### YOUR TASK
Count the lines in the data below that contain the string "icon", matching case exactly. Reply with the number only.

Layout annotation data
....................
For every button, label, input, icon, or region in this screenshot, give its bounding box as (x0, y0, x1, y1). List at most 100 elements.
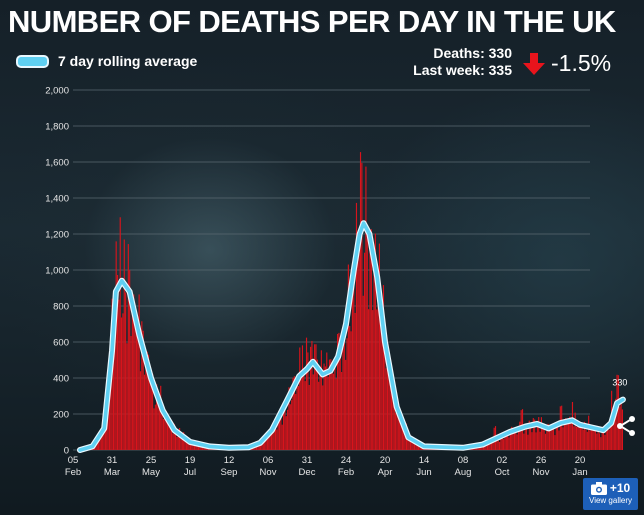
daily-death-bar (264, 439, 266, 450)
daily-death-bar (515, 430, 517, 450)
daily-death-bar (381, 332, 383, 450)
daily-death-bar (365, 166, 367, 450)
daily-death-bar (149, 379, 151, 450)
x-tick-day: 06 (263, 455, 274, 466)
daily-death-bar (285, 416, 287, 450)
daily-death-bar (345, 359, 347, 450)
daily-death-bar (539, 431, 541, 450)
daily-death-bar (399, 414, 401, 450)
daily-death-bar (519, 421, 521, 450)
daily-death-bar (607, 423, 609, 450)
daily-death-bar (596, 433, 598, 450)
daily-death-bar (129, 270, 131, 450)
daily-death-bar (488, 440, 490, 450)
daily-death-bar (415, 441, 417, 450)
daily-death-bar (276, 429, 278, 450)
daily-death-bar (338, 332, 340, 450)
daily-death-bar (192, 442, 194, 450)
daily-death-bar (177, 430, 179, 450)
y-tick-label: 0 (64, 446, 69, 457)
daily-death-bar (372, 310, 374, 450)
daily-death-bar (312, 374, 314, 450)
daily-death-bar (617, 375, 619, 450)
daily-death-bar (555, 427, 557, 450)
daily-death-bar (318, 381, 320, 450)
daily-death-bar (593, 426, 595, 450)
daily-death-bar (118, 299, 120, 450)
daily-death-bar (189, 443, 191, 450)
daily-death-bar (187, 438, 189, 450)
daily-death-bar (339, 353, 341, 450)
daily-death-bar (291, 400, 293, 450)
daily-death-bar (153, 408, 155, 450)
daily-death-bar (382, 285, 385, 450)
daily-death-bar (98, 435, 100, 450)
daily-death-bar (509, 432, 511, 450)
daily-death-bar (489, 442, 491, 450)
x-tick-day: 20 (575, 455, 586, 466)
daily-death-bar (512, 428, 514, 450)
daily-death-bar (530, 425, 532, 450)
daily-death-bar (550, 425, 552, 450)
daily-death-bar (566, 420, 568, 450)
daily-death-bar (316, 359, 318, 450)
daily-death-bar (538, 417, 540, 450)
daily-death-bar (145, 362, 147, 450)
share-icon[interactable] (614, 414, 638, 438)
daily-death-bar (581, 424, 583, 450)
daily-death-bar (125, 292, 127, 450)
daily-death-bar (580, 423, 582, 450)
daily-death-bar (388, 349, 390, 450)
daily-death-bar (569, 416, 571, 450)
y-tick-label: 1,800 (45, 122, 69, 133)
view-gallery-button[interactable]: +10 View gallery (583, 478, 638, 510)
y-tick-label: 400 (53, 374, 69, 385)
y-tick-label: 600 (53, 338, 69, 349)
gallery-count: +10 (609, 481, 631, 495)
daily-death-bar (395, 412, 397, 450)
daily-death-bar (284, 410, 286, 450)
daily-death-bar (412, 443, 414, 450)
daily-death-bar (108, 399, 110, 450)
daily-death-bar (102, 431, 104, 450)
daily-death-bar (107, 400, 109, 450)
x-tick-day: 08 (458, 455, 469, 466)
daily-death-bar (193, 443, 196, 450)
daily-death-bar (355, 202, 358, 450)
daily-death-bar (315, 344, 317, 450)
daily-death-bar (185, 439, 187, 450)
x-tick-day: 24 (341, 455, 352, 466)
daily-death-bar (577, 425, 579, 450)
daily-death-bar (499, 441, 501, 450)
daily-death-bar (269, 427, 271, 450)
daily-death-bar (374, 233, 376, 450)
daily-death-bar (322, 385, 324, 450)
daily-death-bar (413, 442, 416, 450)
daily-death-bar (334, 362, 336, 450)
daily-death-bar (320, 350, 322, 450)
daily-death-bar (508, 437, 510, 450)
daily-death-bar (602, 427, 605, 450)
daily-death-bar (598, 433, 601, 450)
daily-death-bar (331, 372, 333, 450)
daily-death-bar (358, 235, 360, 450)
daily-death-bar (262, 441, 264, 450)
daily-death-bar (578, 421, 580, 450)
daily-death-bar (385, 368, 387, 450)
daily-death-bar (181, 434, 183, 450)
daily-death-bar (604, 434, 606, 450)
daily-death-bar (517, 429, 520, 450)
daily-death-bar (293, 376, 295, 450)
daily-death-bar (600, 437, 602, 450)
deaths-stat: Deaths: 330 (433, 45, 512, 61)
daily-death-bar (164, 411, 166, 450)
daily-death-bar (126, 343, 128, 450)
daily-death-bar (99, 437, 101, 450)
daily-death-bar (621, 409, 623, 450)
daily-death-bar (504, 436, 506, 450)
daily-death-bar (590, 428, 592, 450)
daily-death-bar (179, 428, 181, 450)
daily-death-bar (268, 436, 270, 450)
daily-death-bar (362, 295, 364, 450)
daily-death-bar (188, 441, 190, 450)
....................
### EXERCISE SOLUTION
2